=== SUPPLIED MATERIAL ===

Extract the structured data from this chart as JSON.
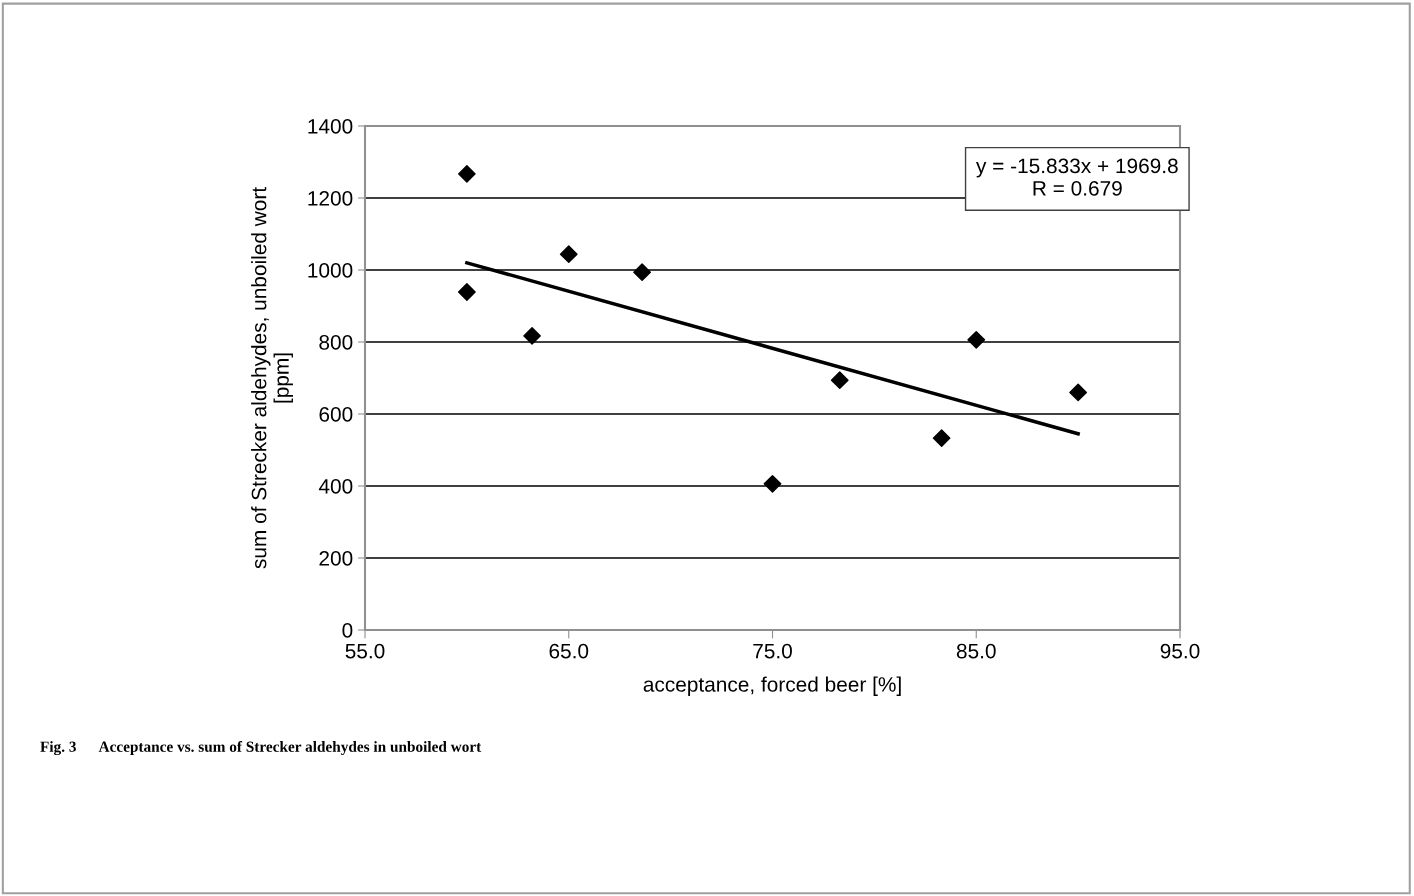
{
  "chart_data": {
    "type": "scatter",
    "xlabel": "acceptance, forced beer [%]",
    "ylabel": "sum of Strecker aldehydes, unboiled wort\n[ppm]",
    "x": [
      60.0,
      60.0,
      63.2,
      65.0,
      68.6,
      75.0,
      78.3,
      83.3,
      85.0,
      90.0
    ],
    "series": [
      {
        "color": "#000000",
        "marker": "diamond",
        "values": [
          1267,
          939,
          817,
          1044,
          994,
          406,
          694,
          533,
          806,
          660
        ]
      },
      {
        "type": "line",
        "color": "#000000",
        "marker": "none",
        "line_style": "solid",
        "x": [
          60.0,
          90.0
        ],
        "values": [
          1020,
          545
        ]
      }
    ],
    "xlim": [
      55.0,
      95.0
    ],
    "xticks": [
      {
        "value": 55,
        "label": "55.0"
      },
      {
        "value": 65,
        "label": "65.0"
      },
      {
        "value": 75,
        "label": "75.0"
      },
      {
        "value": 85,
        "label": "85.0"
      },
      {
        "value": 95,
        "label": "95.0"
      }
    ],
    "ylim": [
      0,
      1400
    ],
    "yticks": [
      0,
      200,
      400,
      600,
      800,
      1000,
      1200,
      1400
    ],
    "grid": "y",
    "legend": false,
    "annotations": [
      "y = -15.833x + 1969.8\nR = 0.679",
      "Fig. 3      Acceptance vs. sum of Strecker aldehydes in unboiled wort"
    ]
  }
}
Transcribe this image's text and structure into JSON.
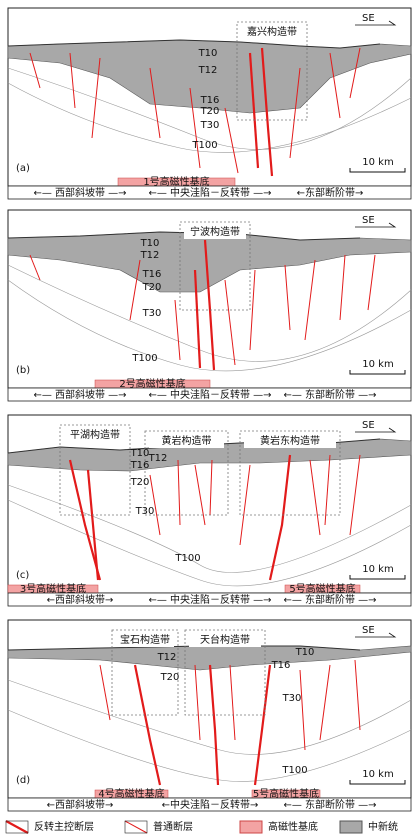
{
  "panels": [
    {
      "label": "(a)",
      "direction": "SE",
      "structures": [
        "嘉兴构造带"
      ],
      "horizons": [
        "T10",
        "T12",
        "T16",
        "T20",
        "T30",
        "T100"
      ],
      "scale": "10 km",
      "basements": [
        "1号高磁性基底"
      ],
      "zones": [
        "←— 西部斜坡带 —→",
        "←— 中央洼陷－反转带 —→",
        "←东部断阶带→"
      ]
    },
    {
      "label": "(b)",
      "direction": "SE",
      "structures": [
        "宁波构造带"
      ],
      "horizons": [
        "T10",
        "T12",
        "T16",
        "T20",
        "T30",
        "T100"
      ],
      "scale": "10 km",
      "basements": [
        "2号高磁性基底"
      ],
      "zones": [
        "←— 西部斜坡带 —→",
        "←— 中央洼陷－反转带 —→",
        "←— 东部断阶带 —→"
      ]
    },
    {
      "label": "(c)",
      "direction": "SE",
      "structures": [
        "平湖构造带",
        "黄岩构造带",
        "黄岩东构造带"
      ],
      "horizons": [
        "T10",
        "T12",
        "T16",
        "T20",
        "T30",
        "T100"
      ],
      "scale": "10 km",
      "basements": [
        "3号高磁性基底",
        "5号高磁性基底"
      ],
      "zones": [
        "←西部斜坡带→",
        "←— 中央洼陷－反转带 —→",
        "←— 东部断阶带 —→"
      ]
    },
    {
      "label": "(d)",
      "direction": "SE",
      "structures": [
        "宝石构造带",
        "天台构造带"
      ],
      "horizons": [
        "T10",
        "T12",
        "T16",
        "T20",
        "T30",
        "T100"
      ],
      "scale": "10 km",
      "basements": [
        "4号高磁性基底",
        "5号高磁性基底"
      ],
      "zones": [
        "←西部斜坡带→",
        "←中央洼陷－反转带→",
        "←— 东部断阶带 —→"
      ]
    }
  ],
  "legend": [
    "反转主控断层",
    "普通断层",
    "高磁性基底",
    "中新统"
  ]
}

===

Write out the listing word for word, omitting the pictures it holds.

Extract the structured data from this chart as JSON.
{
  "chart_data": {
    "type": "scatter",
    "xlabel": "acceptance, forced beer [%]",
    "ylabel": "sum of Strecker aldehydes, unboiled wort\n[ppm]",
    "x": [
      60.0,
      60.0,
      63.2,
      65.0,
      68.6,
      75.0,
      78.3,
      83.3,
      85.0,
      90.0
    ],
    "series": [
      {
        "color": "#000000",
        "marker": "diamond",
        "values": [
          1267,
          939,
          817,
          1044,
          994,
          406,
          694,
          533,
          806,
          660
        ]
      },
      {
        "type": "line",
        "color": "#000000",
        "marker": "none",
        "line_style": "solid",
        "x": [
          60.0,
          90.0
        ],
        "values": [
          1020,
          545
        ]
      }
    ],
    "xlim": [
      55.0,
      95.0
    ],
    "xticks": [
      {
        "value": 55,
        "label": "55.0"
      },
      {
        "value": 65,
        "label": "65.0"
      },
      {
        "value": 75,
        "label": "75.0"
      },
      {
        "value": 85,
        "label": "85.0"
      },
      {
        "value": 95,
        "label": "95.0"
      }
    ],
    "ylim": [
      0,
      1400
    ],
    "yticks": [
      0,
      200,
      400,
      600,
      800,
      1000,
      1200,
      1400
    ],
    "grid": "y",
    "legend": false,
    "annotations": [
      "y = -15.833x + 1969.8\nR = 0.679",
      "Fig. 3      Acceptance vs. sum of Strecker aldehydes in unboiled wort"
    ]
  }
}
Transcribe this image's text and structure into JSON.
{
  "panels": [
    {
      "label": "(a)",
      "direction": "SE",
      "structures": [
        "嘉兴构造带"
      ],
      "horizons": [
        "T10",
        "T12",
        "T16",
        "T20",
        "T30",
        "T100"
      ],
      "scale": "10 km",
      "basements": [
        "1号高磁性基底"
      ],
      "zones": [
        "←— 西部斜坡带 —→",
        "←— 中央洼陷－反转带 —→",
        "←东部断阶带→"
      ]
    },
    {
      "label": "(b)",
      "direction": "SE",
      "structures": [
        "宁波构造带"
      ],
      "horizons": [
        "T10",
        "T12",
        "T16",
        "T20",
        "T30",
        "T100"
      ],
      "scale": "10 km",
      "basements": [
        "2号高磁性基底"
      ],
      "zones": [
        "←— 西部斜坡带 —→",
        "←— 中央洼陷－反转带 —→",
        "←— 东部断阶带 —→"
      ]
    },
    {
      "label": "(c)",
      "direction": "SE",
      "structures": [
        "平湖构造带",
        "黄岩构造带",
        "黄岩东构造带"
      ],
      "horizons": [
        "T10",
        "T12",
        "T16",
        "T20",
        "T30",
        "T100"
      ],
      "scale": "10 km",
      "basements": [
        "3号高磁性基底",
        "5号高磁性基底"
      ],
      "zones": [
        "←西部斜坡带→",
        "←— 中央洼陷－反转带 —→",
        "←— 东部断阶带 —→"
      ]
    },
    {
      "label": "(d)",
      "direction": "SE",
      "structures": [
        "宝石构造带",
        "天台构造带"
      ],
      "horizons": [
        "T10",
        "T12",
        "T16",
        "T20",
        "T30",
        "T100"
      ],
      "scale": "10 km",
      "basements": [
        "4号高磁性基底",
        "5号高磁性基底"
      ],
      "zones": [
        "←西部斜坡带→",
        "←中央洼陷－反转带→",
        "←— 东部断阶带 —→"
      ]
    }
  ],
  "legend": [
    "反转主控断层",
    "普通断层",
    "高磁性基底",
    "中新统"
  ]
}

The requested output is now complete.